Spot each line in the records below where the word "respuesta" occurs, then copy it.

(LISTED ENTRIES begins)

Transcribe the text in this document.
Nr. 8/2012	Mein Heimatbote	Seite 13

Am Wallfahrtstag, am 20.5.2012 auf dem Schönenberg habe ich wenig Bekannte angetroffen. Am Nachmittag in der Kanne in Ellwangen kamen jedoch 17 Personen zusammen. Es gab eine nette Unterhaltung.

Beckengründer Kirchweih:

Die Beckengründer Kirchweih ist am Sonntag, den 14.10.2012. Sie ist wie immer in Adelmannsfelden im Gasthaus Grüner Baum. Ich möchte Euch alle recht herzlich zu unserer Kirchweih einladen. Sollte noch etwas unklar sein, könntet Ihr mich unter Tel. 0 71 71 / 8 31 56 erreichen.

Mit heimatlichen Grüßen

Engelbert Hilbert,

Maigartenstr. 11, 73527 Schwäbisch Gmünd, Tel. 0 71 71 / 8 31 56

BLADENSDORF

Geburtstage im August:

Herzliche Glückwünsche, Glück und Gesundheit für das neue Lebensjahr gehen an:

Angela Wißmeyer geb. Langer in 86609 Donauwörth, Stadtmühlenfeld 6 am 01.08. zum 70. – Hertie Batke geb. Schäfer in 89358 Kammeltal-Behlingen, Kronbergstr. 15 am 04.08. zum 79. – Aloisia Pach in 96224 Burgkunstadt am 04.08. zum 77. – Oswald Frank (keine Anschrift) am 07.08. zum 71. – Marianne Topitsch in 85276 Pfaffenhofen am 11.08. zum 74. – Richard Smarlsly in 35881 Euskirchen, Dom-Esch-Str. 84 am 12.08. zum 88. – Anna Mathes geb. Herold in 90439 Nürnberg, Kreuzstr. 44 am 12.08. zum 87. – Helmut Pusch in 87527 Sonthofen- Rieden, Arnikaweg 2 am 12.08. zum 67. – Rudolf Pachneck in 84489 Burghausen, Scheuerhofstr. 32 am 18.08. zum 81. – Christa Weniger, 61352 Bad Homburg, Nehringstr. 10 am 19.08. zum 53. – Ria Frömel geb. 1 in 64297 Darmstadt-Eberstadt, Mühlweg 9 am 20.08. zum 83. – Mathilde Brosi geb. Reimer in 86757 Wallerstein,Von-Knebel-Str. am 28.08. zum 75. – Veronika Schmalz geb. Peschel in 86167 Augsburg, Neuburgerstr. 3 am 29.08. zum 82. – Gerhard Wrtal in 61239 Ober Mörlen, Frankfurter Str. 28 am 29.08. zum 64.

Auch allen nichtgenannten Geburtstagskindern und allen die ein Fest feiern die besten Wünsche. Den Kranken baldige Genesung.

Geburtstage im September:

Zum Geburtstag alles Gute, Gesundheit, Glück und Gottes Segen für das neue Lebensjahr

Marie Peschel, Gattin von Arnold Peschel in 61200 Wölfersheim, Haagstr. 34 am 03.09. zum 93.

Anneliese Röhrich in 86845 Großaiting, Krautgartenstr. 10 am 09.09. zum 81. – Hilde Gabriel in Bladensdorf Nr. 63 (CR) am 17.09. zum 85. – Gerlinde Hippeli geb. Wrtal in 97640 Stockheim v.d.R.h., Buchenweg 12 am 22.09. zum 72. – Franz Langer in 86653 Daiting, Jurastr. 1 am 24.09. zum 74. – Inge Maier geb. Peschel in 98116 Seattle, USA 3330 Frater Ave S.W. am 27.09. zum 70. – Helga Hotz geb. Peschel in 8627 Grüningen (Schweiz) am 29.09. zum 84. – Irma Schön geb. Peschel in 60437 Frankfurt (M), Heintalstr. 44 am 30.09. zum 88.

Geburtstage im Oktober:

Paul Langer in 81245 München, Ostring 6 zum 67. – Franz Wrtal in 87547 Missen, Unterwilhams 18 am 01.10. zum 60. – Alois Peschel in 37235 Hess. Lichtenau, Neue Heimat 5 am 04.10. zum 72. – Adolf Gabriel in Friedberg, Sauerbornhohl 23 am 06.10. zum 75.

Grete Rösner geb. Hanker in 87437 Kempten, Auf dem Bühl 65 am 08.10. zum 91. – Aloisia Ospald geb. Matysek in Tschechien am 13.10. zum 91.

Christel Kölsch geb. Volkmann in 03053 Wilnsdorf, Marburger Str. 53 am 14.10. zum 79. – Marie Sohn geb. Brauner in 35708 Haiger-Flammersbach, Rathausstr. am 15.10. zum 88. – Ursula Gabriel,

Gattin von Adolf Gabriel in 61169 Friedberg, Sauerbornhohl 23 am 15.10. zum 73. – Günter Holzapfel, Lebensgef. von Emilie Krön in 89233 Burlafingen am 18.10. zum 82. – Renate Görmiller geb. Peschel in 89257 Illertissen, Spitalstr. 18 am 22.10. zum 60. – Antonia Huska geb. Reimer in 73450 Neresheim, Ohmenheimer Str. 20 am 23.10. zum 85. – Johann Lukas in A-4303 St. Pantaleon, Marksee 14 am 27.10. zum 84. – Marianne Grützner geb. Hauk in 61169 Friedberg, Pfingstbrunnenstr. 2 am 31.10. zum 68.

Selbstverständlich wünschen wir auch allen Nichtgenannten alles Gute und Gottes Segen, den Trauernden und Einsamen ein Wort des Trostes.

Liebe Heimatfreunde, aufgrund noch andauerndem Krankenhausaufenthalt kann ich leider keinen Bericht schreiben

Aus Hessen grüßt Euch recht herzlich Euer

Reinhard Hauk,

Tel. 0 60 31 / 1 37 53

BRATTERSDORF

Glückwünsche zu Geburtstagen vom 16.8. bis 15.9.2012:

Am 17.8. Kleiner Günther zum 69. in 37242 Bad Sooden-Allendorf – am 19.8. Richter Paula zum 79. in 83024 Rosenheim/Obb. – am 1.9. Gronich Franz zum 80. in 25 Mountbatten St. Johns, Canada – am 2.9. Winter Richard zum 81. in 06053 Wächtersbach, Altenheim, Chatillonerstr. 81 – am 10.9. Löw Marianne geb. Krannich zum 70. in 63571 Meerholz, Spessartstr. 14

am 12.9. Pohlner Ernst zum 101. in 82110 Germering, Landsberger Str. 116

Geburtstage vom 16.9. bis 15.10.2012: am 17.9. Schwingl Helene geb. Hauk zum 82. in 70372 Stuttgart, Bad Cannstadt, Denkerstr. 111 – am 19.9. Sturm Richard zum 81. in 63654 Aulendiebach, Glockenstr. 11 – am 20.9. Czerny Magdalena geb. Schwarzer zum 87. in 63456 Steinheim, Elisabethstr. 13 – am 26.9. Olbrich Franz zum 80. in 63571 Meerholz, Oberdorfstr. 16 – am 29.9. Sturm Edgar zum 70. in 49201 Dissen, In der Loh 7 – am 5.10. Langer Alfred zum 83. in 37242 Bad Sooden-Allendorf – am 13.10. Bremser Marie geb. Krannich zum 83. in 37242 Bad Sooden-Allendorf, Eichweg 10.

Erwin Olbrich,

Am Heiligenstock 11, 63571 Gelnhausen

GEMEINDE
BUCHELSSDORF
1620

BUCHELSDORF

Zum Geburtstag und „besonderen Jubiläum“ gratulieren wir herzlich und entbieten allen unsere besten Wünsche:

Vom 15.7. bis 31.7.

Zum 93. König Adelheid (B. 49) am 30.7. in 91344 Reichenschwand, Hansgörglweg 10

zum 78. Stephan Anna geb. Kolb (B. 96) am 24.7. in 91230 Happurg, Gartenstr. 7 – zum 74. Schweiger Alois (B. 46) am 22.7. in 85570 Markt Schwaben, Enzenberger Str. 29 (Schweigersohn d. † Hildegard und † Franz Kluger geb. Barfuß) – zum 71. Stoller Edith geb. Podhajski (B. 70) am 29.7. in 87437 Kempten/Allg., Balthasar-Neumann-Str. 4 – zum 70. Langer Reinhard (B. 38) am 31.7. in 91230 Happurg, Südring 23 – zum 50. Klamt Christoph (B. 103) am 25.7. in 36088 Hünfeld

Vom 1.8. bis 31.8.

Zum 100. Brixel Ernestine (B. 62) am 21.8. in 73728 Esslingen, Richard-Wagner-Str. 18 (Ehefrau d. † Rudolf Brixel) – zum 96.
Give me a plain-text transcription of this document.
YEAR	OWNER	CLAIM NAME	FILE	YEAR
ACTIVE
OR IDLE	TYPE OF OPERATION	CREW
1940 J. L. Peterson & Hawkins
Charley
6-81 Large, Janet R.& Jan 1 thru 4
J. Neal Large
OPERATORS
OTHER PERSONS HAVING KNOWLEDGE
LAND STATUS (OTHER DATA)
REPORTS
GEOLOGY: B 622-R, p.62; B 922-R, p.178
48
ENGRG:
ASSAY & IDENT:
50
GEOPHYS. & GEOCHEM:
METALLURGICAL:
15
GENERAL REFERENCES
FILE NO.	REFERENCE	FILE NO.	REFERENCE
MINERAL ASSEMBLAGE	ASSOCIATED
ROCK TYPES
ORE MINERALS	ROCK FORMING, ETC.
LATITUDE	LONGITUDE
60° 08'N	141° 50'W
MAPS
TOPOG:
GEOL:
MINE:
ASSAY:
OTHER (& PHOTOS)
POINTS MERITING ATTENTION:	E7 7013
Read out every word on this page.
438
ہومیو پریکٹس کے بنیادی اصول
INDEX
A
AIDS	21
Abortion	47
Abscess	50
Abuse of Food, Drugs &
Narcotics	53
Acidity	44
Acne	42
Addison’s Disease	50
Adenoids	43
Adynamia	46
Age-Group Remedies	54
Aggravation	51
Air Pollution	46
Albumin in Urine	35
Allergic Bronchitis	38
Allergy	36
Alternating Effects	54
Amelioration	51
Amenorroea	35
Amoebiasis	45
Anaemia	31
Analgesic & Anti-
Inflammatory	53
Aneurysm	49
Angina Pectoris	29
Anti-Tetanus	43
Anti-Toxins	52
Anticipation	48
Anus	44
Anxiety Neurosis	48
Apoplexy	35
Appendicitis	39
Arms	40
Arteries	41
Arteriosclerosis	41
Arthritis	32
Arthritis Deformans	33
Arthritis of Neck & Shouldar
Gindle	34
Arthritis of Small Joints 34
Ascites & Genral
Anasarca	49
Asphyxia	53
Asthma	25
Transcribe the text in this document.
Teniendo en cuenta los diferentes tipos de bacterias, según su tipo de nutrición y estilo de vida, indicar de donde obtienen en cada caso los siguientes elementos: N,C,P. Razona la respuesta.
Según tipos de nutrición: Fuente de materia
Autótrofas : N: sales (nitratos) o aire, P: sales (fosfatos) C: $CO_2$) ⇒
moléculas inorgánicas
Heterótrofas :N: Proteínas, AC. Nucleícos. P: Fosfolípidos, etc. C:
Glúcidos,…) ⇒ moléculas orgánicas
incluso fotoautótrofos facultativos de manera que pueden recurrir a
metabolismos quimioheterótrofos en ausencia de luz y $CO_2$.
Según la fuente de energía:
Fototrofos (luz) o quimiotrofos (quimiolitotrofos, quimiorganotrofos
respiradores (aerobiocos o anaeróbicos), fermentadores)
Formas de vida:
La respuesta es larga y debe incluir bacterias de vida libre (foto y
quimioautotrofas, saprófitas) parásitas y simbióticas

(LISTED ENTRIES ends)

## ANSWER TO THE PROBLEM
Teniendo en cuenta los diferentes tipos de bacterias, según su tipo de nutrición y estilo de vida, indicar de donde obtienen en cada caso los siguientes elementos: N,C,P. Razona la respuesta.
La respuesta es larga y debe incluir bacterias de vida libre (foto y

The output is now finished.